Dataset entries

------------------------------------

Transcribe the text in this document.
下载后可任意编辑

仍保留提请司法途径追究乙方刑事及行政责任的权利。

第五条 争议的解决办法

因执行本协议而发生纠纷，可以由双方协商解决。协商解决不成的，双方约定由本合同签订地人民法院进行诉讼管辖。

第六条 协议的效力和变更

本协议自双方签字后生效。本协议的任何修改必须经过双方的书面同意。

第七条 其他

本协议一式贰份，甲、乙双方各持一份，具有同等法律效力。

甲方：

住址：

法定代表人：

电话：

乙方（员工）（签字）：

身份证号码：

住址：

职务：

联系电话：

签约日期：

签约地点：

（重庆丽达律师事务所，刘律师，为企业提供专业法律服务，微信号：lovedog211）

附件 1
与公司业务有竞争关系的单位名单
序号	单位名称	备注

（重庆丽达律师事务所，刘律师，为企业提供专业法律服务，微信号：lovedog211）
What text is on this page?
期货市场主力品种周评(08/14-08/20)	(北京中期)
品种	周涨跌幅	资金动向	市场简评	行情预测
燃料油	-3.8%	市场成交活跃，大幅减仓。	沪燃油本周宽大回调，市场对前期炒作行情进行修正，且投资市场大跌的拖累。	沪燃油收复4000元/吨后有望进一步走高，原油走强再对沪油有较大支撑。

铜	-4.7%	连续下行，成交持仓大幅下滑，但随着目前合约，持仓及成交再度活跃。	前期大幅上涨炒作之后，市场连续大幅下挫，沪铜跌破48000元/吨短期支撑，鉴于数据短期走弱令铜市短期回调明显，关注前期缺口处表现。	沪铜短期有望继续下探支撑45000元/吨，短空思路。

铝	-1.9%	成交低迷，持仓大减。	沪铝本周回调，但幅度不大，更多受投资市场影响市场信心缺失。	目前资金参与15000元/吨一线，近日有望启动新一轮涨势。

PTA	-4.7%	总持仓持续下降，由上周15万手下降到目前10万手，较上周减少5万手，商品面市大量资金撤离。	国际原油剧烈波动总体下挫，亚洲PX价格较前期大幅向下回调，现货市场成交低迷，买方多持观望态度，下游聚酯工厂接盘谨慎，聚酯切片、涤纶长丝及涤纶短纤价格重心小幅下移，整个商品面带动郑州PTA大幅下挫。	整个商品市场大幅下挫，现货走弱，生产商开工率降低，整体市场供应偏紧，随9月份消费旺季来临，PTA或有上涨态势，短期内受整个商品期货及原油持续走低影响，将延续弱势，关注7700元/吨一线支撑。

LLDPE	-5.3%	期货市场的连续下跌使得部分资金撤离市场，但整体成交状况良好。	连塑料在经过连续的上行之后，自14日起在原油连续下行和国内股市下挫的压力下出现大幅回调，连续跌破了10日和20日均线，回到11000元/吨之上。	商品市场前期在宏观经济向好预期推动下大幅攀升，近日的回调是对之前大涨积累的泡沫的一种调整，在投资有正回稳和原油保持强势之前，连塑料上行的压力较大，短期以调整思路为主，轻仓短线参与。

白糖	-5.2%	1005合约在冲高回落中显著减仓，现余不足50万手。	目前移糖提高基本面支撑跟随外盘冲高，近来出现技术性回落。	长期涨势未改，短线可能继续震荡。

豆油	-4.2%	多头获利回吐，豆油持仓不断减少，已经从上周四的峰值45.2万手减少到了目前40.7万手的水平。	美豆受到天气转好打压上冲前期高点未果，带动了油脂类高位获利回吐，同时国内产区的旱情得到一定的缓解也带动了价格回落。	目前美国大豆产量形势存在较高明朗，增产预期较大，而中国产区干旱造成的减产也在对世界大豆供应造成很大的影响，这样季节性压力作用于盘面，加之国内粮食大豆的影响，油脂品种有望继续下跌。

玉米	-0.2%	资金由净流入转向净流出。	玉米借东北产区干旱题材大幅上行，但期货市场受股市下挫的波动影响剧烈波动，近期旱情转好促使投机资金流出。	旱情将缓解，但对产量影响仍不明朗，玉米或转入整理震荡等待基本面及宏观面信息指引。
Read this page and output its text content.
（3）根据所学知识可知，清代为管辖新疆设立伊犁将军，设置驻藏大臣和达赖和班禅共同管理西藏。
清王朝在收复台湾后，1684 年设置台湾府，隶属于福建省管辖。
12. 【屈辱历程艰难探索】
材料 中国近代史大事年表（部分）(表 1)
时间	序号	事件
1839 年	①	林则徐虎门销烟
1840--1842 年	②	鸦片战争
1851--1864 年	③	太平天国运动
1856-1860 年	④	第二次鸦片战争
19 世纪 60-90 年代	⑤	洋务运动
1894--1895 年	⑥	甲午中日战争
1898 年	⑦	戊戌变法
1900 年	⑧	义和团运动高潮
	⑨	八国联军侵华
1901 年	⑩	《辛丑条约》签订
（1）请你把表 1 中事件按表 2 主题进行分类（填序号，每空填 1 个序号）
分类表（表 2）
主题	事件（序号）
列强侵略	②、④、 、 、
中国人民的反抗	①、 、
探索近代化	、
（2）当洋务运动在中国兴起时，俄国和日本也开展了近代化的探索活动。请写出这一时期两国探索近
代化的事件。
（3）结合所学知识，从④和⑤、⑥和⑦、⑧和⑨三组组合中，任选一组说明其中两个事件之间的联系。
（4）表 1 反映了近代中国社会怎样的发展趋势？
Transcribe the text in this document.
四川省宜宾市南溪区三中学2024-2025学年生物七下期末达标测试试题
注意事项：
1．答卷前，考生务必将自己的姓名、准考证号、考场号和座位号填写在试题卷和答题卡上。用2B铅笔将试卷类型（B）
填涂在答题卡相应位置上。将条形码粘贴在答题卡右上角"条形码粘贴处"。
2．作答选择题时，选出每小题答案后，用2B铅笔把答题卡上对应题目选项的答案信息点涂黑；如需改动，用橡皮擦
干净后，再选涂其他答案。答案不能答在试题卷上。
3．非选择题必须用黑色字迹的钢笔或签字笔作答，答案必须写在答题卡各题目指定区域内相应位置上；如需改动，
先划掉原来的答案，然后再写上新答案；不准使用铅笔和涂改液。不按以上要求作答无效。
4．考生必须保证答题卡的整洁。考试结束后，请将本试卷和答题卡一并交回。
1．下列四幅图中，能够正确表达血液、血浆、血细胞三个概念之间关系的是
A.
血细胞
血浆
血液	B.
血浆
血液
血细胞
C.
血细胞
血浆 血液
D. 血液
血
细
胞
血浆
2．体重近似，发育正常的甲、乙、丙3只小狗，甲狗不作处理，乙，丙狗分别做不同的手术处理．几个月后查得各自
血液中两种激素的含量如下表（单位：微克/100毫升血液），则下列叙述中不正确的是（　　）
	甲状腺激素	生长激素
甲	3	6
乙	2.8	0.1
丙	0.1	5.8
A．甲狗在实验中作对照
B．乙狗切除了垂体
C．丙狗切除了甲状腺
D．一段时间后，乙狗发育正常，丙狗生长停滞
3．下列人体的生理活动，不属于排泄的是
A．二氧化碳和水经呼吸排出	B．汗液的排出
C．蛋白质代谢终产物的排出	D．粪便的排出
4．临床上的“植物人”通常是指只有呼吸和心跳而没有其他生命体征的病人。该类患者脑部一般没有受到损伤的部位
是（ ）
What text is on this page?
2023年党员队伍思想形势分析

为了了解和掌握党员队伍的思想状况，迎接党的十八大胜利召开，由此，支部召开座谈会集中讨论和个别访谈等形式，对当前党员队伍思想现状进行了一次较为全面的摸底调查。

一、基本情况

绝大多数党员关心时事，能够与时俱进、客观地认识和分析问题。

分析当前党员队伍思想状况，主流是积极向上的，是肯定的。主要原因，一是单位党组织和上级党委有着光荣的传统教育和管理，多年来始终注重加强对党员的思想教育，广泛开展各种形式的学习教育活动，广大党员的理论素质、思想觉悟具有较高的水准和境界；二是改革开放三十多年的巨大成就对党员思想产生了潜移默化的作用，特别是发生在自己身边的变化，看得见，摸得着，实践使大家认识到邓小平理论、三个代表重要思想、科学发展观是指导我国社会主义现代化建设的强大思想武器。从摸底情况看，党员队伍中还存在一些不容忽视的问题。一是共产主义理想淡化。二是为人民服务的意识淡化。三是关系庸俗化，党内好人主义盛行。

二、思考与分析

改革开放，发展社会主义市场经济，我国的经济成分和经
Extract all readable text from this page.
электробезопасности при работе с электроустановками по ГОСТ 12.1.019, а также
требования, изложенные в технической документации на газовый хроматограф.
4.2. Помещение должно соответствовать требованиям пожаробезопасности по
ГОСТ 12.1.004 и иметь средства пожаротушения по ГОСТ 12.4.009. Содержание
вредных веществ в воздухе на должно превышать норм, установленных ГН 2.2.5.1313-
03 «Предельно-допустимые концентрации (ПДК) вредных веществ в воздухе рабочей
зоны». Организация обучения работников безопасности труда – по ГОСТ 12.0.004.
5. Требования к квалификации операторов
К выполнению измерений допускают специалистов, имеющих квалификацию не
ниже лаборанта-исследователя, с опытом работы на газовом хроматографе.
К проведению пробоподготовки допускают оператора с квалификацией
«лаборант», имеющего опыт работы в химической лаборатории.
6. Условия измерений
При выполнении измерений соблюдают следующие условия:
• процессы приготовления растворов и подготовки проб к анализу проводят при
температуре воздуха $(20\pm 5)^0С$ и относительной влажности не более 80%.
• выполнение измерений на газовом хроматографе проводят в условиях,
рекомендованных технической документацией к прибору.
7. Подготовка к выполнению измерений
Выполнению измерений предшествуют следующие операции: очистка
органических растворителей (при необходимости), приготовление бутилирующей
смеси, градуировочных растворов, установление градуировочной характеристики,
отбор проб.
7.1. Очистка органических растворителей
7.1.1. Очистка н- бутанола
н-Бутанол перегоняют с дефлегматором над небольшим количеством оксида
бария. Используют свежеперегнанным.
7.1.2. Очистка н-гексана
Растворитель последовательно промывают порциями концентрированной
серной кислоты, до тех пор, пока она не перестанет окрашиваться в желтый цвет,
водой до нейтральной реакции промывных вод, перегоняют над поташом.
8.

------------------------------------

## What the task requires
Count how many lines contain "хроматографе" and give only that count.

## Result below
2